Check each line of the material below, and copy it if it holds the string "Tropic".

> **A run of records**
##############################

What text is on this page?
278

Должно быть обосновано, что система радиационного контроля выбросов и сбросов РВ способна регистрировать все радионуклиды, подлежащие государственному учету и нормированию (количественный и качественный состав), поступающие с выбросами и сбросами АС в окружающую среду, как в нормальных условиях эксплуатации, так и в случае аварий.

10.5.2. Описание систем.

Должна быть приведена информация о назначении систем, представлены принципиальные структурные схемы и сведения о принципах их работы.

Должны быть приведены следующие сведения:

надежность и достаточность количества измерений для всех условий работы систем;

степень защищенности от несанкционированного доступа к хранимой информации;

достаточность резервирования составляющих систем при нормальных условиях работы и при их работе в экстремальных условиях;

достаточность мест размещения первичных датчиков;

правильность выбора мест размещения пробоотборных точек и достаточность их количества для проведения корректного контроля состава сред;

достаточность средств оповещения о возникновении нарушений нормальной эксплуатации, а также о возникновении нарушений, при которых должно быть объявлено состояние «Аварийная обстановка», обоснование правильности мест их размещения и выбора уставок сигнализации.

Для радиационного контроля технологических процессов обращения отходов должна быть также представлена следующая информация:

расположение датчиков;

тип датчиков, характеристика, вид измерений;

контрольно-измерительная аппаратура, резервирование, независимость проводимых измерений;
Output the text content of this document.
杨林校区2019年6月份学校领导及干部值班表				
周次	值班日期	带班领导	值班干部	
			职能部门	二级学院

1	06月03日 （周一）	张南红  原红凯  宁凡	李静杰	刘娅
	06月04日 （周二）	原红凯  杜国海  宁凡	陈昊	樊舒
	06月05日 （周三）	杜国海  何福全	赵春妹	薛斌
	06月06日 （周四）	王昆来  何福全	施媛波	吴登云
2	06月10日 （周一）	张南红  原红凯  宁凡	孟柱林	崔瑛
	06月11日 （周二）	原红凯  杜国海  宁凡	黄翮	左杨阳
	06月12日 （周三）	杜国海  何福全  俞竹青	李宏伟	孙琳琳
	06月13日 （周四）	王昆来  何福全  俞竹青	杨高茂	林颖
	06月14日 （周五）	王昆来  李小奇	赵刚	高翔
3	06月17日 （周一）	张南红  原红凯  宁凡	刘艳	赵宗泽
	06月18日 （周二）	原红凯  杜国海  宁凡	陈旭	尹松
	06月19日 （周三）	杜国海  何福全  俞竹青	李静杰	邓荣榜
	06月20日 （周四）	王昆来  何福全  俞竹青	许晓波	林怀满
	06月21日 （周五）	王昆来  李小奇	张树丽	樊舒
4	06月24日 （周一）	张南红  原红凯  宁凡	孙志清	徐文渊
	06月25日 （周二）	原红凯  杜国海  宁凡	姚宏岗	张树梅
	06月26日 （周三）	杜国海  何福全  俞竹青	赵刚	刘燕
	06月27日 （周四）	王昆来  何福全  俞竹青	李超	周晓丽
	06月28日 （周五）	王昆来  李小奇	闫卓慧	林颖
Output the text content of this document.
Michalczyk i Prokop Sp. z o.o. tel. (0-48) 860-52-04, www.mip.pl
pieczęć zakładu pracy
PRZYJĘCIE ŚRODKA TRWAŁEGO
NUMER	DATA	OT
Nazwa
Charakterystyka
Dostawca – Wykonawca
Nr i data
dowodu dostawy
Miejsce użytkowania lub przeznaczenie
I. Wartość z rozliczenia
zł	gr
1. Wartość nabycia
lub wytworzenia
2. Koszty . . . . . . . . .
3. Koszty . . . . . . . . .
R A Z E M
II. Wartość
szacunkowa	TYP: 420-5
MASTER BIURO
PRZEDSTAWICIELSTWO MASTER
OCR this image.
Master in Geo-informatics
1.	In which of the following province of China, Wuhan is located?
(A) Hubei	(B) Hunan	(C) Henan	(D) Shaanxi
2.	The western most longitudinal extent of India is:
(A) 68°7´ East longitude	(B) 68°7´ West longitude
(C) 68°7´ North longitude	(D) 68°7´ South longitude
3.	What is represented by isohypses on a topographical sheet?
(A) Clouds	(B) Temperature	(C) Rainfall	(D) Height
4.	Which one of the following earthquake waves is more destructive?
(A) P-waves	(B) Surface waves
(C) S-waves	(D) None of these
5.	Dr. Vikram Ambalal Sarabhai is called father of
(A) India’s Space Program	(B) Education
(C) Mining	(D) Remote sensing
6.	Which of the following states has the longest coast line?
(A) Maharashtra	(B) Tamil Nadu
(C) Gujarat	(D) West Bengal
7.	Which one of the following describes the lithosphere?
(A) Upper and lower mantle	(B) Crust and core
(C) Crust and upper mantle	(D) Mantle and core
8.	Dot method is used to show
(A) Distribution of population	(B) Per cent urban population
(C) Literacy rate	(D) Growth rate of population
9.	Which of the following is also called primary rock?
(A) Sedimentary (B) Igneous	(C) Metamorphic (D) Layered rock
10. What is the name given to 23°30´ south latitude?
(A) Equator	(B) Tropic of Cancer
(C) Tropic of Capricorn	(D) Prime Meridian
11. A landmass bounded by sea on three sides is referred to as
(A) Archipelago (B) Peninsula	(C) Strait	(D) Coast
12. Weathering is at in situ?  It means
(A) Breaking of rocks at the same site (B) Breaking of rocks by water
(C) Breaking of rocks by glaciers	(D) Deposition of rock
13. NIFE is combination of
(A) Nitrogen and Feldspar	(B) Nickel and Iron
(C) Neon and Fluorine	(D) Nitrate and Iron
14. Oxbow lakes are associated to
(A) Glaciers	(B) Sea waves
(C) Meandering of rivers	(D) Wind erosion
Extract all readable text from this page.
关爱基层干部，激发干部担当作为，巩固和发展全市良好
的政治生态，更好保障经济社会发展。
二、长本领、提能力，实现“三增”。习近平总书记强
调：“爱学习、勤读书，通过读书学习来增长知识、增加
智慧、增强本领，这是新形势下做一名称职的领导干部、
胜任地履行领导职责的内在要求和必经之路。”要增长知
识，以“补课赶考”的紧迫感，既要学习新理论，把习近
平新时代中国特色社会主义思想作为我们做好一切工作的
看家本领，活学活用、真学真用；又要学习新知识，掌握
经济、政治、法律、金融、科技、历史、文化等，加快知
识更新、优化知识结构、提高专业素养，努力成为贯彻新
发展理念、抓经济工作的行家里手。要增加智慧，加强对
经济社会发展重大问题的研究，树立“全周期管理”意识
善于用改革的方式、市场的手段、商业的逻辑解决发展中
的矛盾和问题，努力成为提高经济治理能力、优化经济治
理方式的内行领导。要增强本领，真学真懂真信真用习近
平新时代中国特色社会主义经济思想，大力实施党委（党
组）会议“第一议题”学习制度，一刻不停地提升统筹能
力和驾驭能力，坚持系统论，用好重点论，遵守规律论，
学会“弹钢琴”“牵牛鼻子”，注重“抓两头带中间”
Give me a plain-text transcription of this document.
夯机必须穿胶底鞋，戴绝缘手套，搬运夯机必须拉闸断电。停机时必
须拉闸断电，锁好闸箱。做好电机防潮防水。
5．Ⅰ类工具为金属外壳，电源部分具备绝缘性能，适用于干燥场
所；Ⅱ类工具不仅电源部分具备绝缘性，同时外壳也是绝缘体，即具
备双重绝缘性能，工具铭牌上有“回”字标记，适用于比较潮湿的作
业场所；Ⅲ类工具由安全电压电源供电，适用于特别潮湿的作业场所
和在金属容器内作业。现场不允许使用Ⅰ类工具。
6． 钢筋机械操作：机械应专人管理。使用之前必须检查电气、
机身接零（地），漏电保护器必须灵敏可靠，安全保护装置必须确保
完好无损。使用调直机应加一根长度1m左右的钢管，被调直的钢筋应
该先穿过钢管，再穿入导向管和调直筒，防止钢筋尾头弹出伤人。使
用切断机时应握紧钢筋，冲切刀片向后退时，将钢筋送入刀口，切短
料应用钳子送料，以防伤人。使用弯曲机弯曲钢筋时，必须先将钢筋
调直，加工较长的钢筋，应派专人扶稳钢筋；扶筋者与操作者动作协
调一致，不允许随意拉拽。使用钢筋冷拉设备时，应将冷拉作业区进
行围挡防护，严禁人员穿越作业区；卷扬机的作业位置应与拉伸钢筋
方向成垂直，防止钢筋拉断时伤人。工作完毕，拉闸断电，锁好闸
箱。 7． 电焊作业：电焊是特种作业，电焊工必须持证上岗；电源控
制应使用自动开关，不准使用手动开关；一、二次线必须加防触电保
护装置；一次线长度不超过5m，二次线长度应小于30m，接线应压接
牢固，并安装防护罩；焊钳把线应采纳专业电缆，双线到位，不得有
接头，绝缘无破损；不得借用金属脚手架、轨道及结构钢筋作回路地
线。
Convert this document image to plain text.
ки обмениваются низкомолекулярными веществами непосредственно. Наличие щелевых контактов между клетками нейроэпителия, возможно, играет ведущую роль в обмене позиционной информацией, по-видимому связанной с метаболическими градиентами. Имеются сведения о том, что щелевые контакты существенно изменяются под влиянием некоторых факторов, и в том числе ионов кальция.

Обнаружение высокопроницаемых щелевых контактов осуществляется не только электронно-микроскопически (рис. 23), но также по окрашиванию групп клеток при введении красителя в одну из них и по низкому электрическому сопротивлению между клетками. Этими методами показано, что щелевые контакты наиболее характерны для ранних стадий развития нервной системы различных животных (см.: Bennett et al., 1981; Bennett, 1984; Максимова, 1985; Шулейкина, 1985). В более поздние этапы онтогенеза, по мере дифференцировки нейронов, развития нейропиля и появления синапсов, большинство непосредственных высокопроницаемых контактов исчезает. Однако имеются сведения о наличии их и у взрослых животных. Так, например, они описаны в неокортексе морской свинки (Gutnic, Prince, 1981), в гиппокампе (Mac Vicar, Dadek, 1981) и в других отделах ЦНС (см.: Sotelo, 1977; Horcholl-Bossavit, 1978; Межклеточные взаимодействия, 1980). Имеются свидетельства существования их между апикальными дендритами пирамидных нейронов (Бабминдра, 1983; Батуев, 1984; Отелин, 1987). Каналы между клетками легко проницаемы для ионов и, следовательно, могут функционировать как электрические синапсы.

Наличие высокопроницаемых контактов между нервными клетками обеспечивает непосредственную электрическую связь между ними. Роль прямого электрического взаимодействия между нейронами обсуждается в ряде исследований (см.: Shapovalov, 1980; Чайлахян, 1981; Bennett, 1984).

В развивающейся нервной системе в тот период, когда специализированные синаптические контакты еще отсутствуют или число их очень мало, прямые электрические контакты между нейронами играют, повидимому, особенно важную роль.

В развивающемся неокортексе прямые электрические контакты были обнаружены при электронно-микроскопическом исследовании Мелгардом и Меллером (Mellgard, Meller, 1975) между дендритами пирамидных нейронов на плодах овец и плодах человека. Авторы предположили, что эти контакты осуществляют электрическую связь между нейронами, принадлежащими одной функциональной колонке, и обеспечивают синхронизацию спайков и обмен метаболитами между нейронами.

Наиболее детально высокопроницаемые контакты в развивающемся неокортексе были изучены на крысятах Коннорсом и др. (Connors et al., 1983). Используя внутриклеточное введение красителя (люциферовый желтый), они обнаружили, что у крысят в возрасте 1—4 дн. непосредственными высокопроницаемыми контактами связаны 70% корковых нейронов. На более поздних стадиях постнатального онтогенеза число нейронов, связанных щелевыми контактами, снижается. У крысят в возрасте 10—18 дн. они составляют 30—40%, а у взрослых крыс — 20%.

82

##############################

> **Response to the exercise**
(A) Equator	(B) Tropic of Cancer
(C) Tropic of Capricorn	(D) Prime Meridian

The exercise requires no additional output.